## EXERCISE DIRECTIONS
Please quote the entire passage on urban poverty and social policy word for word.

## SOURCE TEXT
──────────────────────────────

The simple conclusion to our review of poverty and social problems in the city is that social policy makes a difference. Wider social policies provide the framework within which specific urban policies work. If urban policies are asked to do too much they will fail.

Over the past 20 years, there has been increasing attention to local economic initiatives as the way forward. As central government loosened its sense of responsibility for unemployment and social justice, so a devolution of responsibility to lower levels occurred. Broadly, the right wing wanted to devolve responsibility to family and neighbourhood, business and charities; more centre-left politicians saw a role for city governments but these are increasingly harnessed, tempered and controlled through partnerships with business.

There remain those who argue against targeting area programmes on the urban poor. Such programmes, they say, attack symptoms rather than causes and the causes must be dealt with at the macro-level. They point out that there are as many or more poor people in non-poor areas than in targeted areas and that targeted, selective programmes always stigmatize the recipients. In addition, there is always the problem of where to draw the line, posing problems for contiguous areas, which are left out of regeneration initiatives yet perhaps may be as deserving of attention.

ILO/UNDP conclude that action is needed at international/global level, national level and at regional and local level if social exclusion is to be effectively combatted (Rodgers et al., 1995). Capital may be difficult to attract to countries which impose social policy objectives (Rodgers, 1995: 268) in a context of increasing competition between countries. For national policy, the fundamental issue has to do with the extent to which, and the ways in which, the public attempts to restrain or regulate the market. The shape, extent and direction of social policy at the national level provides the crucial context within which city level policies have to work.

Partnership is now proposed as the way forward, involving the state, the market and the tertiary sector. In these new forms of social organization, a greater place is available for local initiatives and intermediate levels of decision-making. ‘The danger of this approach’, as Rodgers points out, ‘is that problems of exclusion will then be given less priority in national policy, leaving local policies as a palliative within an exclusionary model of development’ (1995: 272).

──────────────────────────────

## GIVEN RECORDS
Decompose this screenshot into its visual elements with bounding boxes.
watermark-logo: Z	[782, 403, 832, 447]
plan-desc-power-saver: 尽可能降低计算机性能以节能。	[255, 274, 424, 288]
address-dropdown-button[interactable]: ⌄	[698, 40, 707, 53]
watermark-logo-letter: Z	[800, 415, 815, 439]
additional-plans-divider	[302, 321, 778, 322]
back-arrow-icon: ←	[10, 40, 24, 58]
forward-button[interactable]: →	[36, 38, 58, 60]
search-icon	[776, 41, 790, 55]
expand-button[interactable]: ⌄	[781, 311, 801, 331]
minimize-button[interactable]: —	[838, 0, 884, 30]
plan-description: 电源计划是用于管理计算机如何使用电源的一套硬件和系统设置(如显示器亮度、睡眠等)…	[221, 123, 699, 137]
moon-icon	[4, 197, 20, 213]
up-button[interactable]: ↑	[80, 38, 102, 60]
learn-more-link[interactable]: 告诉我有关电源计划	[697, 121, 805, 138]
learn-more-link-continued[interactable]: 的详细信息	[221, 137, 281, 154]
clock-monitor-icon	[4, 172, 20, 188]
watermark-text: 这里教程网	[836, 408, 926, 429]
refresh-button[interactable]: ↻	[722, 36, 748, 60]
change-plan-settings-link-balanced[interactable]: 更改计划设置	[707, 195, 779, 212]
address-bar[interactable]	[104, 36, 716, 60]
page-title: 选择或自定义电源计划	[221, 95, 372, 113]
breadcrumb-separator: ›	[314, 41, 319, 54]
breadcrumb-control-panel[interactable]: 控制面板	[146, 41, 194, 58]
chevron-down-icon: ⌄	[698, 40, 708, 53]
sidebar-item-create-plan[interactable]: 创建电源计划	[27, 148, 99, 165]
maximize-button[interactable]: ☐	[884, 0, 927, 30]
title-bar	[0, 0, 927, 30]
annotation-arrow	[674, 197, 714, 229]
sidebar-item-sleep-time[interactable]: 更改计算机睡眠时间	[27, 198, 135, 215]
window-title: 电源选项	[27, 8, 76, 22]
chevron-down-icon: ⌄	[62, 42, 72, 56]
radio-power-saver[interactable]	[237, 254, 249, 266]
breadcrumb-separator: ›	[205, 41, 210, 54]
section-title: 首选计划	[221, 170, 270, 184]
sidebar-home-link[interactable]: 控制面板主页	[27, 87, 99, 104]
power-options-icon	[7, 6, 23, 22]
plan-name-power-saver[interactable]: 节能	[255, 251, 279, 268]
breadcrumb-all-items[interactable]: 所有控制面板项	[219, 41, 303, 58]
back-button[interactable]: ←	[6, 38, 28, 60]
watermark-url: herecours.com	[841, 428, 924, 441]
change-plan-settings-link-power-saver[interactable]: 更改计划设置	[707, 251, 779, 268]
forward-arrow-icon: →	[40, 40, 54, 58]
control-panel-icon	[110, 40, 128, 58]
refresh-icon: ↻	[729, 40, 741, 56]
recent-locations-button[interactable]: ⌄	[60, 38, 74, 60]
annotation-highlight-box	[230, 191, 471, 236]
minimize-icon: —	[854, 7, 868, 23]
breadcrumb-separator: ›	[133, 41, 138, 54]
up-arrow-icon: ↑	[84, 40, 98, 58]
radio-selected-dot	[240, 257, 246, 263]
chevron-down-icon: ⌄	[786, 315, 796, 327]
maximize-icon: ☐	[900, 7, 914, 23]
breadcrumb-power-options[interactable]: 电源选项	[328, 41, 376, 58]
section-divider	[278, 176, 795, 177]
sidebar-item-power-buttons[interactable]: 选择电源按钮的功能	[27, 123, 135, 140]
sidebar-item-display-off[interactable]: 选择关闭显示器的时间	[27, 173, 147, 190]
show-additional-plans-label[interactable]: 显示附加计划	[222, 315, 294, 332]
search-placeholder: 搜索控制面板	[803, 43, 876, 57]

──────────────────────────────

## COMPLETED TASK
The simple conclusion to our review of poverty and social problems in the city is that social policy makes a difference. Wider social policies provide the framework within which specific urban policies work. If urban policies are asked to do too much they will fail.

Over the past 20 years, there has been increasing attention to local economic initiatives as the way forward. As central government loosened its sense of responsibility for unemployment and social justice, so a devolution of responsibility to lower levels occurred. Broadly, the right wing wanted to devolve responsibility to family and neighbourhood, business and charities; more centre-left politicians saw a role for city governments but these are increasingly harnessed, tempered and controlled through partnerships with business.

There remain those who argue against targeting area programmes on the urban poor. Such programmes, they say, attack symptoms rather than causes and the causes must be dealt with at the macro-level. They point out that there are as many or more poor people in non-poor areas than in targeted areas and that targeted, selective programmes always stigmatize the recipients. In addition, there is always the problem of where to draw the line, posing problems for contiguous areas, which are left out of regeneration initiatives yet perhaps may be as deserving of attention.

ILO/UNDP conclude that action is needed at international/global level, national level and at regional and local level if social exclusion is to be effectively combatted (Rodgers et al., 1995). Capital may be difficult to attract to countries which impose social policy objectives (Rodgers, 1995: 268) in a context of increasing competition between countries. For national policy, the fundamental issue has to do with the extent to which, and the ways in which, the public attempts to restrain or regulate the market. The shape, extent and direction of social policy at the national level provides the crucial context within which city level policies have to work.

Partnership is now proposed as the way forward, involving the state, the market and the tertiary sector. In these new forms of social organization, a greater place is available for local initiatives and intermediate levels of decision-making. ‘The danger of this approach’, as Rodgers points out, ‘is that problems of exclusion will then be given less priority in national policy, leaving local policies as a palliative within an exclusionary model of development’ (1995: 272).